## START RECORDS SUPPLIED

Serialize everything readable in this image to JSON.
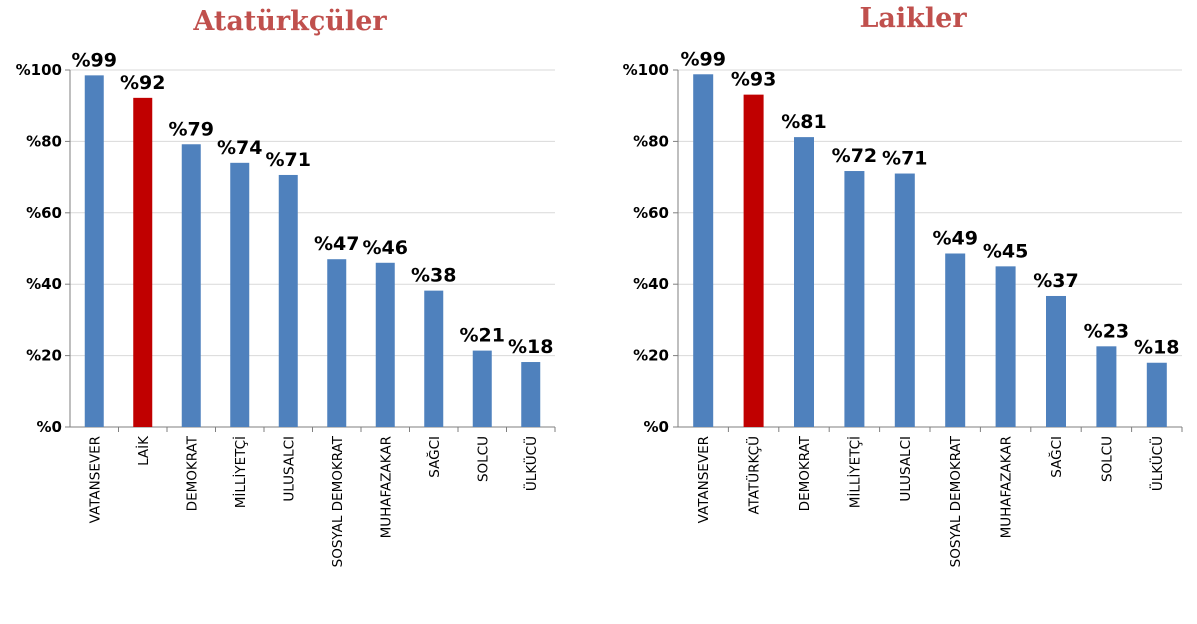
{
  "colors": {
    "bar": "#4f81bd",
    "highlight": "#c00000",
    "title": "#c0504d",
    "grid": "#d9d9d9",
    "axis": "#7f7f7f",
    "text": "#000000"
  },
  "chart_data": [
    {
      "type": "bar",
      "title": "Atatürkçüler",
      "categories": [
        "VATANSEVER",
        "LAİK",
        "DEMOKRAT",
        "MİLLİYETÇİ",
        "ULUSALCI",
        "SOSYAL DEMOKRAT",
        "MUHAFAZAKAR",
        "SAĞCI",
        "SOLCU",
        "ÜLKÜCÜ"
      ],
      "values": [
        98.5,
        92.2,
        79.2,
        74,
        70.6,
        47,
        46,
        38.2,
        21.4,
        18.2
      ],
      "data_labels": [
        "%99",
        "%92",
        "%79",
        "%74",
        "%71",
        "%47",
        "%46",
        "%38",
        "%21",
        "%18"
      ],
      "highlight_index": 1,
      "ylim": [
        0,
        100
      ],
      "yticks": [
        0,
        20,
        40,
        60,
        80,
        100
      ],
      "ytick_labels": [
        "%0",
        "%20",
        "%40",
        "%60",
        "%80",
        "%100"
      ],
      "grid": true,
      "legend": "none"
    },
    {
      "type": "bar",
      "title": "Laikler",
      "categories": [
        "VATANSEVER",
        "ATATÜRKÇÜ",
        "DEMOKRAT",
        "MİLLİYETÇİ",
        "ULUSALCI",
        "SOSYAL DEMOKRAT",
        "MUHAFAZAKAR",
        "SAĞCI",
        "SOLCU",
        "ÜLKÜCÜ"
      ],
      "values": [
        98.8,
        93.1,
        81.2,
        71.7,
        71,
        48.6,
        45,
        36.7,
        22.6,
        18
      ],
      "data_labels": [
        "%99",
        "%93",
        "%81",
        "%72",
        "%71",
        "%49",
        "%45",
        "%37",
        "%23",
        "%18"
      ],
      "highlight_index": 1,
      "ylim": [
        0,
        100
      ],
      "yticks": [
        0,
        20,
        40,
        60,
        80,
        100
      ],
      "ytick_labels": [
        "%0",
        "%20",
        "%40",
        "%60",
        "%80",
        "%100"
      ],
      "grid": true,
      "legend": "none"
    }
  ]
}
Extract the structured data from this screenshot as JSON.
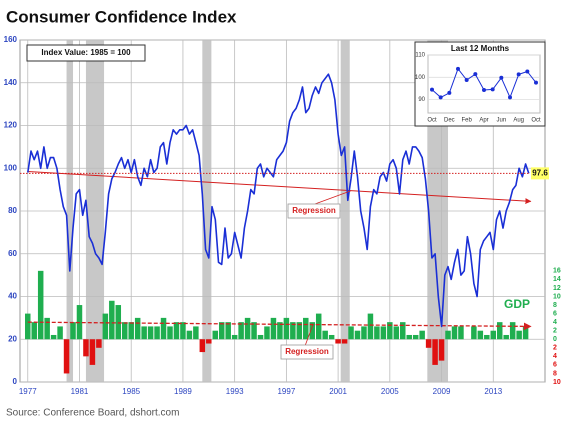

## END RECORDS SUPPLIED

_SET TASK_.
Can you repeat every record above exactly, apart from the pictures?

_TASK RESPONSE_.
Serialize everything readable in this image to JSON.
{
  "colors": {
    "bar": "#4f81bd",
    "highlight": "#c00000",
    "title": "#c0504d",
    "grid": "#d9d9d9",
    "axis": "#7f7f7f",
    "text": "#000000"
  },
  "chart_data": [
    {
      "type": "bar",
      "title": "Atatürkçüler",
      "categories": [
        "VATANSEVER",
        "LAİK",
        "DEMOKRAT",
        "MİLLİYETÇİ",
        "ULUSALCI",
        "SOSYAL DEMOKRAT",
        "MUHAFAZAKAR",
        "SAĞCI",
        "SOLCU",
        "ÜLKÜCÜ"
      ],
      "values": [
        98.5,
        92.2,
        79.2,
        74,
        70.6,
        47,
        46,
        38.2,
        21.4,
        18.2
      ],
      "data_labels": [
        "%99",
        "%92",
        "%79",
        "%74",
        "%71",
        "%47",
        "%46",
        "%38",
        "%21",
        "%18"
      ],
      "highlight_index": 1,
      "ylim": [
        0,
        100
      ],
      "yticks": [
        0,
        20,
        40,
        60,
        80,
        100
      ],
      "ytick_labels": [
        "%0",
        "%20",
        "%40",
        "%60",
        "%80",
        "%100"
      ],
      "grid": true,
      "legend": "none"
    },
    {
      "type": "bar",
      "title": "Laikler",
      "categories": [
        "VATANSEVER",
        "ATATÜRKÇÜ",
        "DEMOKRAT",
        "MİLLİYETÇİ",
        "ULUSALCI",
        "SOSYAL DEMOKRAT",
        "MUHAFAZAKAR",
        "SAĞCI",
        "SOLCU",
        "ÜLKÜCÜ"
      ],
      "values": [
        98.8,
        93.1,
        81.2,
        71.7,
        71,
        48.6,
        45,
        36.7,
        22.6,
        18
      ],
      "data_labels": [
        "%99",
        "%93",
        "%81",
        "%72",
        "%71",
        "%49",
        "%45",
        "%37",
        "%23",
        "%18"
      ],
      "highlight_index": 1,
      "ylim": [
        0,
        100
      ],
      "yticks": [
        0,
        20,
        40,
        60,
        80,
        100
      ],
      "ytick_labels": [
        "%0",
        "%20",
        "%40",
        "%60",
        "%80",
        "%100"
      ],
      "grid": true,
      "legend": "none"
    }
  ]
}
Extract the structured data from this screenshot as JSON.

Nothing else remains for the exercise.